Task description = Copy every one of the following lines word for word, leaving out the pictures.

[Layout records]
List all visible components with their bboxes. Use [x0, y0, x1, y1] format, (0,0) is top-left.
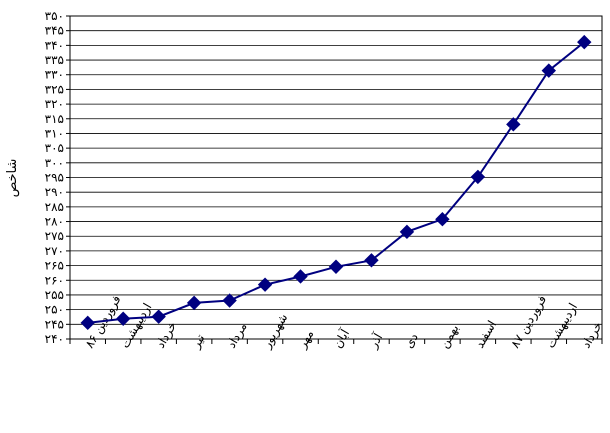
x-tick-label: مهر: [295, 327, 318, 351]
data-point-marker: [328, 259, 344, 274]
data-point-marker: [364, 253, 379, 268]
data-point-marker: [80, 315, 95, 331]
y-tick-label: ۳۵۰: [45, 9, 64, 23]
data-point-marker: [435, 211, 450, 227]
y-tick-label: ۲۹۵: [45, 171, 64, 185]
data-point-marker: [293, 269, 308, 284]
y-tick-label: ۲۸۵: [45, 200, 64, 214]
x-tick-label: اردیبهشت: [543, 301, 581, 351]
y-tick-label: ۲۴۰: [45, 332, 64, 346]
data-point-marker: [115, 311, 131, 326]
y-tick-label: ۲۶۵: [45, 259, 64, 273]
data-point-marker: [577, 34, 592, 50]
y-tick-label: ۲۵۰: [45, 303, 64, 317]
data-point-marker: [222, 293, 237, 308]
series-markers: [80, 34, 592, 331]
series-line: [87, 41, 585, 324]
y-tick-label: ۳۳۰: [45, 68, 64, 82]
data-point-marker: [470, 169, 486, 185]
y-tick-label: ۳۱۰: [45, 126, 64, 140]
y-tick-label: ۲۴۵: [45, 317, 64, 331]
x-tick-label: اسفند: [472, 318, 499, 350]
y-axis-label: شاخص: [5, 159, 20, 198]
x-tick-label: آبان: [330, 326, 353, 351]
y-tick-label: ۳۰۵: [45, 141, 64, 155]
y-tick-label: ۲۶۰: [45, 273, 64, 287]
data-point-marker: [506, 117, 521, 132]
y-tick-label: ۳۰۰: [45, 156, 64, 170]
data-point-marker: [186, 295, 202, 311]
data-point-marker: [399, 224, 415, 240]
y-tick-label: ۲۹۰: [45, 185, 64, 199]
x-tick-label: آذر: [365, 330, 387, 352]
y-tick-label: ۳۲۰: [45, 97, 64, 111]
y-tick-label: ۳۲۵: [45, 82, 64, 96]
y-tick-label: ۲۸۰: [45, 215, 64, 229]
y-tick-label: ۳۳۵: [45, 53, 64, 67]
x-tick-label: دی: [401, 331, 420, 351]
y-axis: ۲۴۰۲۴۵۲۵۰۲۵۵۲۶۰۲۶۵۲۷۰۲۷۵۲۸۰۲۸۵۲۹۰۲۹۵۳۰۰۳…: [45, 9, 70, 346]
y-tick-label: ۳۴۵: [45, 24, 64, 38]
x-tick-label: تیر: [188, 332, 208, 352]
y-tick-label: ۲۷۵: [45, 229, 64, 243]
x-tick-label: بهمن: [437, 322, 462, 351]
data-point-marker: [257, 277, 273, 292]
grid-lines: [70, 30, 602, 325]
x-tick-label: شهریور: [259, 311, 291, 352]
y-tick-label: ۳۴۰: [45, 38, 64, 52]
y-tick-label: ۲۷۰: [45, 244, 64, 258]
x-tick-label: اردیبهشت: [118, 301, 156, 351]
data-point-marker: [541, 63, 557, 78]
y-tick-label: ۳۱۵: [45, 112, 64, 126]
y-tick-label: ۲۵۵: [45, 288, 64, 302]
data-point-marker: [151, 309, 166, 324]
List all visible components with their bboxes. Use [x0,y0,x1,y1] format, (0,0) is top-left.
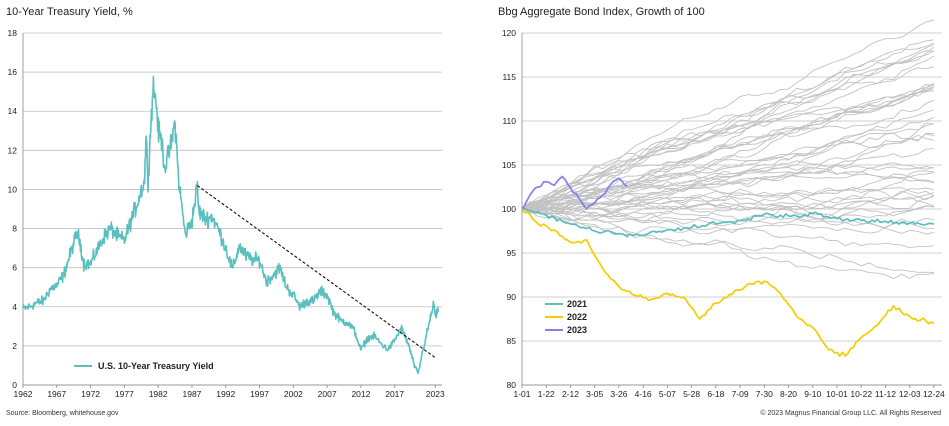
series-line-2021 [521,207,935,238]
left-chart-title: 10-Year Treasury Yield, % [6,6,133,18]
historical-year-line [521,42,935,210]
right-x-tick-label: 2-12 [562,389,579,399]
left-x-tick-label: 2012 [351,389,370,399]
right-y-tick-label: 90 [507,292,517,302]
left-x-tick-label: 1967 [47,389,66,399]
historical-year-line [521,208,934,280]
right-y-tick-label: 100 [502,204,516,214]
historical-year-line [521,173,934,215]
historical-year-line [521,84,935,212]
left-y-tick-label: 10 [8,184,18,194]
right-legend-label-2022: 2022 [567,312,587,322]
right-x-tick-label: 10-22 [850,389,872,399]
left-x-tick-label: 1987 [182,389,201,399]
historical-year-line [521,162,934,211]
right-x-tick-label: 1-22 [538,389,555,399]
left-y-tick-label: 4 [12,302,17,312]
right-x-tick-label: 4-16 [635,389,652,399]
right-y-tick-label: 105 [502,160,516,170]
left-x-tick-label: 1997 [250,389,269,399]
left-y-tick-label: 0 [12,380,17,390]
historical-year-line [521,83,935,211]
historical-year-line [521,190,935,223]
historical-year-line [521,166,935,210]
trend-dashed-line [197,185,436,359]
left-x-tick-label: 1982 [149,389,168,399]
right-y-tick-label: 110 [502,116,516,126]
right-x-tick-label: 12-24 [923,389,945,399]
historical-year-line [521,50,935,210]
left-x-tick-label: 2023 [426,389,445,399]
historical-year-line [521,99,935,210]
right-x-tick-label: 7-09 [732,389,749,399]
right-x-tick-label: 9-10 [804,389,821,399]
series-line-2022 [521,208,935,357]
historical-year-line [521,55,935,210]
right-x-tick-label: 11-12 [875,389,896,399]
left-y-tick-label: 8 [12,224,17,234]
historical-year-line [521,123,935,210]
right-x-tick-label: 3-05 [586,389,603,399]
source-note: Source: Bloomberg, whitehouse.gov [6,410,119,417]
left-y-tick-label: 16 [8,67,18,77]
right-legend-label-2021: 2021 [567,299,587,309]
left-y-tick-label: 18 [8,28,18,38]
historical-year-line [521,170,934,211]
right-x-tick-label: 5-07 [659,389,676,399]
historical-year-line [521,86,935,210]
right-x-tick-label: 7-30 [756,389,773,399]
right-x-tick-label: 1-01 [513,389,530,399]
right-x-tick-label: 6-18 [707,389,724,399]
treasury-yield-line [22,75,440,375]
left-y-tick-label: 14 [8,106,18,116]
left-y-tick-label: 12 [8,145,18,155]
historical-year-line [521,207,934,249]
historical-year-line [521,44,935,210]
left-x-tick-label: 2017 [385,389,404,399]
historical-year-line [521,188,934,217]
left-x-tick-label: 1962 [14,389,33,399]
historical-year-line [521,192,935,217]
right-y-tick-label: 85 [507,336,517,346]
right-x-tick-label: 10-01 [826,389,848,399]
left-y-tick-label: 6 [12,263,17,273]
right-x-tick-label: 12-03 [899,389,921,399]
left-x-tick-label: 1992 [216,389,235,399]
copyright-note: © 2023 Magnus Financial Group LLC. All R… [760,410,941,417]
right-y-tick-label: 95 [507,248,517,258]
historical-year-line [521,132,934,212]
historical-year-line [521,204,934,273]
left-x-tick-label: 2007 [318,389,337,399]
historical-year-line [521,166,934,212]
right-legend-label-2023: 2023 [567,325,587,335]
right-y-tick-label: 115 [502,72,516,82]
right-x-tick-label: 5-28 [683,389,700,399]
left-y-tick-label: 2 [12,341,17,351]
historical-year-line [521,19,935,210]
left-legend-label: U.S. 10-Year Treasury Yield [98,361,214,371]
right-chart-title: Bbg Aggregate Bond Index, Growth of 100 [498,6,705,18]
historical-year-line [521,208,934,235]
right-y-tick-label: 80 [507,380,517,390]
right-y-tick-label: 120 [502,28,516,38]
right-x-tick-label: 3-26 [610,389,627,399]
series-line-2023 [521,175,628,210]
left-x-tick-label: 1977 [115,389,134,399]
historical-year-line [521,66,934,210]
right-x-tick-label: 8-20 [780,389,797,399]
left-x-tick-label: 2002 [284,389,303,399]
historical-year-line [521,86,935,210]
left-x-tick-label: 1972 [81,389,100,399]
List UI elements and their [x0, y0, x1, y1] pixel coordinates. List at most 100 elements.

Finished exercise =
List all visible components with their bboxes. Use [x0, y0, x1, y1] format, (0,0) is top-left.
x-tick-label: مهر: [295, 327, 318, 351]
data-point-marker: [328, 259, 344, 274]
data-point-marker: [364, 253, 379, 268]
data-point-marker: [80, 315, 95, 331]
y-tick-label: ۳۵۰: [45, 9, 64, 23]
data-point-marker: [435, 211, 450, 227]
y-tick-label: ۲۹۵: [45, 171, 64, 185]
data-point-marker: [293, 269, 308, 284]
y-tick-label: ۲۸۵: [45, 200, 64, 214]
x-tick-label: اردیبهشت: [543, 301, 581, 351]
y-tick-label: ۲۴۰: [45, 332, 64, 346]
data-point-marker: [115, 311, 131, 326]
y-tick-label: ۲۶۵: [45, 259, 64, 273]
data-point-marker: [577, 34, 592, 50]
y-tick-label: ۲۵۰: [45, 303, 64, 317]
data-point-marker: [222, 293, 237, 308]
series-markers: [80, 34, 592, 331]
series-line: [87, 41, 585, 324]
y-tick-label: ۳۳۰: [45, 68, 64, 82]
data-point-marker: [470, 169, 486, 185]
y-tick-label: ۳۱۰: [45, 126, 64, 140]
y-tick-label: ۲۴۵: [45, 317, 64, 331]
x-tick-label: اسفند: [472, 318, 499, 350]
y-axis-label: شاخص: [5, 159, 20, 198]
x-tick-label: آبان: [330, 326, 353, 351]
y-tick-label: ۳۰۵: [45, 141, 64, 155]
y-tick-label: ۲۶۰: [45, 273, 64, 287]
data-point-marker: [506, 117, 521, 132]
y-tick-label: ۳۰۰: [45, 156, 64, 170]
data-point-marker: [186, 295, 202, 311]
data-point-marker: [399, 224, 415, 240]
y-tick-label: ۲۹۰: [45, 185, 64, 199]
x-tick-label: آذر: [365, 330, 387, 352]
y-tick-label: ۳۲۰: [45, 97, 64, 111]
y-tick-label: ۳۲۵: [45, 82, 64, 96]
y-tick-label: ۲۸۰: [45, 215, 64, 229]
y-tick-label: ۳۳۵: [45, 53, 64, 67]
x-tick-label: دی: [401, 331, 420, 351]
y-axis: ۲۴۰۲۴۵۲۵۰۲۵۵۲۶۰۲۶۵۲۷۰۲۷۵۲۸۰۲۸۵۲۹۰۲۹۵۳۰۰۳…: [45, 9, 70, 346]
y-tick-label: ۳۴۵: [45, 24, 64, 38]
x-tick-label: تیر: [188, 332, 208, 352]
y-tick-label: ۲۷۵: [45, 229, 64, 243]
x-tick-label: بهمن: [437, 322, 462, 351]
data-point-marker: [257, 277, 273, 292]
grid-lines: [70, 30, 602, 325]
x-tick-label: شهریور: [259, 311, 291, 352]
y-tick-label: ۳۴۰: [45, 38, 64, 52]
y-tick-label: ۲۷۰: [45, 244, 64, 258]
x-tick-label: اردیبهشت: [118, 301, 156, 351]
data-point-marker: [541, 63, 557, 78]
y-tick-label: ۳۱۵: [45, 112, 64, 126]
y-tick-label: ۲۵۵: [45, 288, 64, 302]
data-point-marker: [151, 309, 166, 324]
List all visible components with their bboxes. Use [x0,y0,x1,y1] format, (0,0) is top-left.
series-line-2021 [521,207,935,238]
left-chart-title: 10-Year Treasury Yield, % [6,6,133,18]
historical-year-line [521,42,935,210]
right-x-tick-label: 2-12 [562,389,579,399]
left-x-tick-label: 2012 [351,389,370,399]
right-y-tick-label: 90 [507,292,517,302]
left-x-tick-label: 1967 [47,389,66,399]
historical-year-line [521,208,934,280]
right-y-tick-label: 100 [502,204,516,214]
historical-year-line [521,173,934,215]
historical-year-line [521,84,935,212]
left-y-tick-label: 10 [8,184,18,194]
right-legend-label-2022: 2022 [567,312,587,322]
right-x-tick-label: 10-22 [850,389,872,399]
left-x-tick-label: 1987 [182,389,201,399]
historical-year-line [521,162,934,211]
right-x-tick-label: 1-22 [538,389,555,399]
left-y-tick-label: 4 [12,302,17,312]
right-x-tick-label: 4-16 [635,389,652,399]
right-y-tick-label: 105 [502,160,516,170]
left-x-tick-label: 1997 [250,389,269,399]
left-y-tick-label: 0 [12,380,17,390]
historical-year-line [521,83,935,211]
historical-year-line [521,190,935,223]
historical-year-line [521,166,935,210]
trend-dashed-line [197,185,436,359]
left-x-tick-label: 1982 [149,389,168,399]
right-y-tick-label: 110 [502,116,516,126]
right-x-tick-label: 12-24 [923,389,945,399]
historical-year-line [521,50,935,210]
left-x-tick-label: 2023 [426,389,445,399]
historical-year-line [521,99,935,210]
right-x-tick-label: 7-09 [732,389,749,399]
right-x-tick-label: 9-10 [804,389,821,399]
series-line-2022 [521,208,935,357]
historical-year-line [521,55,935,210]
right-x-tick-label: 11-12 [875,389,896,399]
left-y-tick-label: 8 [12,224,17,234]
historical-year-line [521,123,935,210]
right-x-tick-label: 3-05 [586,389,603,399]
source-note: Source: Bloomberg, whitehouse.gov [6,410,119,417]
left-y-tick-label: 16 [8,67,18,77]
right-legend-label-2021: 2021 [567,299,587,309]
left-y-tick-label: 18 [8,28,18,38]
historical-year-line [521,170,934,211]
right-x-tick-label: 5-07 [659,389,676,399]
historical-year-line [521,86,935,210]
right-x-tick-label: 7-30 [756,389,773,399]
right-x-tick-label: 1-01 [513,389,530,399]
right-x-tick-label: 6-18 [707,389,724,399]
treasury-yield-line [22,75,440,375]
left-y-tick-label: 14 [8,106,18,116]
left-y-tick-label: 12 [8,145,18,155]
historical-year-line [521,207,934,249]
historical-year-line [521,44,935,210]
left-x-tick-label: 2017 [385,389,404,399]
historical-year-line [521,188,934,217]
left-x-tick-label: 1962 [14,389,33,399]
historical-year-line [521,192,935,217]
right-y-tick-label: 85 [507,336,517,346]
right-x-tick-label: 10-01 [826,389,848,399]
left-y-tick-label: 6 [12,263,17,273]
right-x-tick-label: 12-03 [899,389,921,399]
left-x-tick-label: 1992 [216,389,235,399]
copyright-note: © 2023 Magnus Financial Group LLC. All R… [760,410,941,417]
right-y-tick-label: 95 [507,248,517,258]
historical-year-line [521,132,934,212]
historical-year-line [521,204,934,273]
left-x-tick-label: 2007 [318,389,337,399]
historical-year-line [521,166,934,212]
right-legend-label-2023: 2023 [567,325,587,335]
right-y-tick-label: 115 [502,72,516,82]
right-x-tick-label: 5-28 [683,389,700,399]
left-y-tick-label: 2 [12,341,17,351]
historical-year-line [521,19,935,210]
left-legend-label: U.S. 10-Year Treasury Yield [98,361,214,371]
right-chart-title: Bbg Aggregate Bond Index, Growth of 100 [498,6,705,18]
historical-year-line [521,208,934,235]
right-y-tick-label: 80 [507,380,517,390]
right-y-tick-label: 120 [502,28,516,38]
right-x-tick-label: 3-26 [610,389,627,399]
series-line-2023 [521,175,628,210]
left-x-tick-label: 1977 [115,389,134,399]
historical-year-line [521,66,934,210]
right-x-tick-label: 8-20 [780,389,797,399]
left-x-tick-label: 2002 [284,389,303,399]
historical-year-line [521,86,935,210]
left-x-tick-label: 1972 [81,389,100,399]
List UI elements and their [x0, y0, x1, y1] pixel coordinates. List at most 100 elements.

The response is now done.